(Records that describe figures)
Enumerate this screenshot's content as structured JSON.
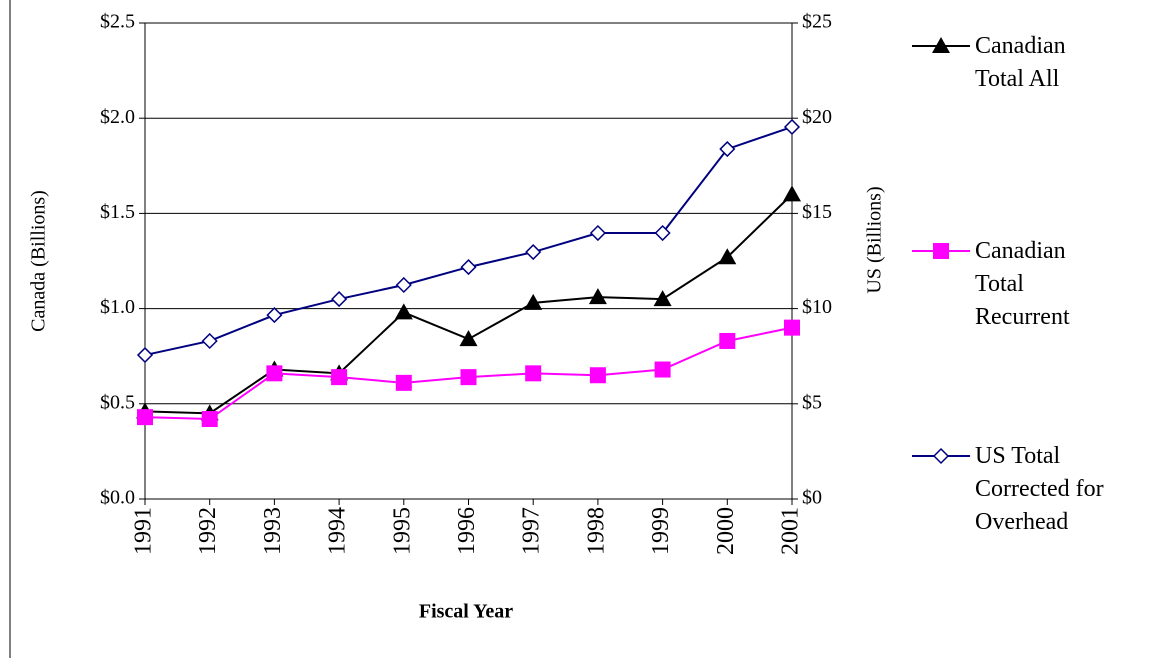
{
  "chart_data": {
    "type": "line",
    "categories": [
      "1991",
      "1992",
      "1993",
      "1994",
      "1995",
      "1996",
      "1997",
      "1998",
      "1999",
      "2000",
      "2001"
    ],
    "x_label": "Fiscal Year",
    "y_label": "Canada   (Billions)",
    "y2_label": "US   (Billions)",
    "ylim": [
      0,
      2.5
    ],
    "yticks": [
      {
        "value": 0,
        "label": "$0.0"
      },
      {
        "value": 0.5,
        "label": "$0.5"
      },
      {
        "value": 1,
        "label": "$1.0"
      },
      {
        "value": 1.5,
        "label": "$1.5"
      },
      {
        "value": 2,
        "label": "$2.0"
      },
      {
        "value": 2.5,
        "label": "$2.5"
      }
    ],
    "y2lim": [
      0,
      25
    ],
    "y2ticks": [
      {
        "value": 0,
        "label": "$0"
      },
      {
        "value": 5,
        "label": "$5"
      },
      {
        "value": 10,
        "label": "$10"
      },
      {
        "value": 15,
        "label": "$15"
      },
      {
        "value": 20,
        "label": "$20"
      },
      {
        "value": 25,
        "label": "$25"
      }
    ],
    "grid": true,
    "legend": "right",
    "series": [
      {
        "name": "Canadian Total All",
        "color": "#000000",
        "marker": "triangle",
        "values": [
          0.46,
          0.45,
          0.68,
          0.66,
          0.98,
          0.84,
          1.03,
          1.06,
          1.05,
          1.27,
          1.6
        ]
      },
      {
        "name": "Canadian Total Recurrent",
        "color": "#ff00ff",
        "marker": "square",
        "values": [
          0.43,
          0.42,
          0.66,
          0.64,
          0.61,
          0.64,
          0.66,
          0.65,
          0.68,
          0.83,
          0.9
        ]
      },
      {
        "name": "US Total Corrected for Overhead",
        "color": "#000080",
        "marker": "diamond",
        "axis": "y2",
        "values": [
          7.56,
          8.3,
          9.66,
          10.5,
          11.24,
          12.18,
          12.97,
          13.97,
          13.97,
          18.38,
          19.54
        ]
      }
    ]
  }
}
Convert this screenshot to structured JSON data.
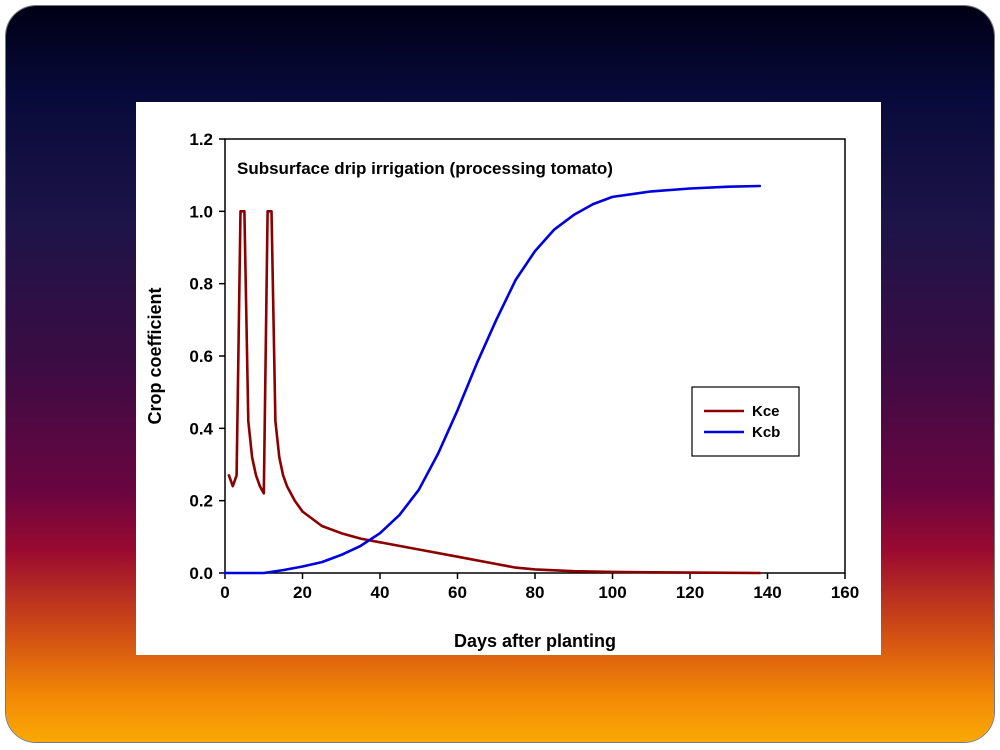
{
  "chart_data": {
    "type": "line",
    "title": "Subsurface drip irrigation (processing tomato)",
    "xlabel": "Days after planting",
    "ylabel": "Crop coefficient",
    "xlim": [
      0,
      160
    ],
    "ylim": [
      0,
      1.2
    ],
    "xticks": [
      "0",
      "20",
      "40",
      "60",
      "80",
      "100",
      "120",
      "140",
      "160"
    ],
    "yticks": [
      "0.0",
      "0.2",
      "0.4",
      "0.6",
      "0.8",
      "1.0",
      "1.2"
    ],
    "grid": false,
    "legend_position": "right",
    "series": [
      {
        "name": "Kce",
        "color": "#8b0000",
        "x": [
          1,
          2,
          3,
          4,
          5,
          6,
          7,
          8,
          9,
          10,
          11,
          12,
          13,
          14,
          15,
          16,
          18,
          20,
          25,
          30,
          35,
          40,
          50,
          60,
          70,
          75,
          80,
          90,
          100,
          110,
          120,
          138
        ],
        "y": [
          0.27,
          0.24,
          0.27,
          1.0,
          1.0,
          0.42,
          0.32,
          0.27,
          0.24,
          0.22,
          1.0,
          1.0,
          0.42,
          0.32,
          0.27,
          0.24,
          0.2,
          0.17,
          0.13,
          0.11,
          0.095,
          0.085,
          0.065,
          0.045,
          0.025,
          0.015,
          0.01,
          0.005,
          0.003,
          0.002,
          0.001,
          0.0
        ]
      },
      {
        "name": "Kcb",
        "color": "#0000e0",
        "x": [
          0,
          5,
          10,
          15,
          20,
          25,
          30,
          35,
          40,
          45,
          50,
          55,
          60,
          65,
          70,
          75,
          80,
          85,
          90,
          95,
          100,
          110,
          120,
          130,
          138
        ],
        "y": [
          0.0,
          0.0,
          0.0,
          0.008,
          0.018,
          0.03,
          0.05,
          0.075,
          0.11,
          0.16,
          0.23,
          0.33,
          0.45,
          0.58,
          0.7,
          0.81,
          0.89,
          0.95,
          0.99,
          1.02,
          1.04,
          1.055,
          1.063,
          1.068,
          1.07
        ]
      }
    ]
  }
}
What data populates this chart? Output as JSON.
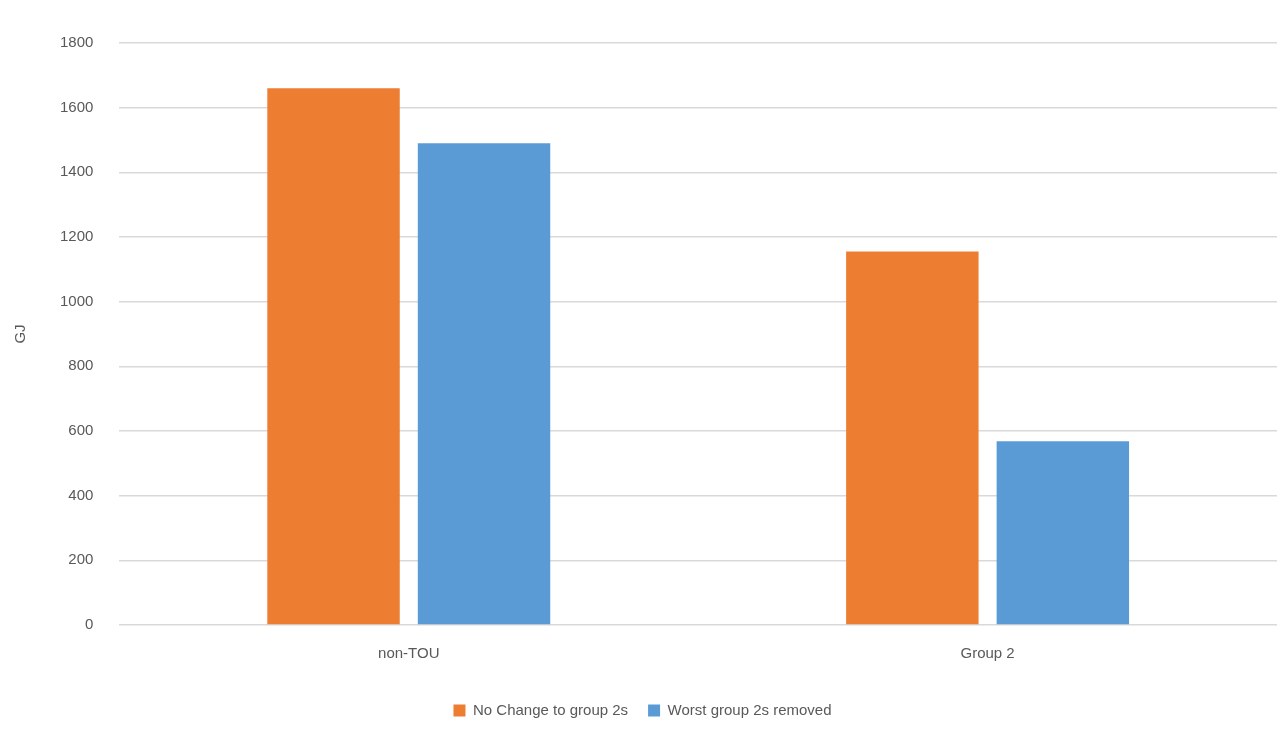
{
  "chart_data": {
    "type": "bar",
    "ylabel": "GJ",
    "categories": [
      "non-TOU",
      "Group 2"
    ],
    "series": [
      {
        "name": "No Change to group 2s",
        "color": "#ed7d31",
        "values": [
          1660,
          1155
        ]
      },
      {
        "name": "Worst group 2s removed",
        "color": "#5b9bd5",
        "values": [
          1490,
          568
        ]
      }
    ],
    "ylim": [
      0,
      1800
    ],
    "yticks": [
      0,
      200,
      400,
      600,
      800,
      1000,
      1200,
      1400,
      1600,
      1800
    ],
    "grid": "y",
    "legend": "bottom"
  }
}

→ What is expected: Copy all lines from the material that include "right".

→ The answer:
    "legend": "right",
    "legend_position": "right",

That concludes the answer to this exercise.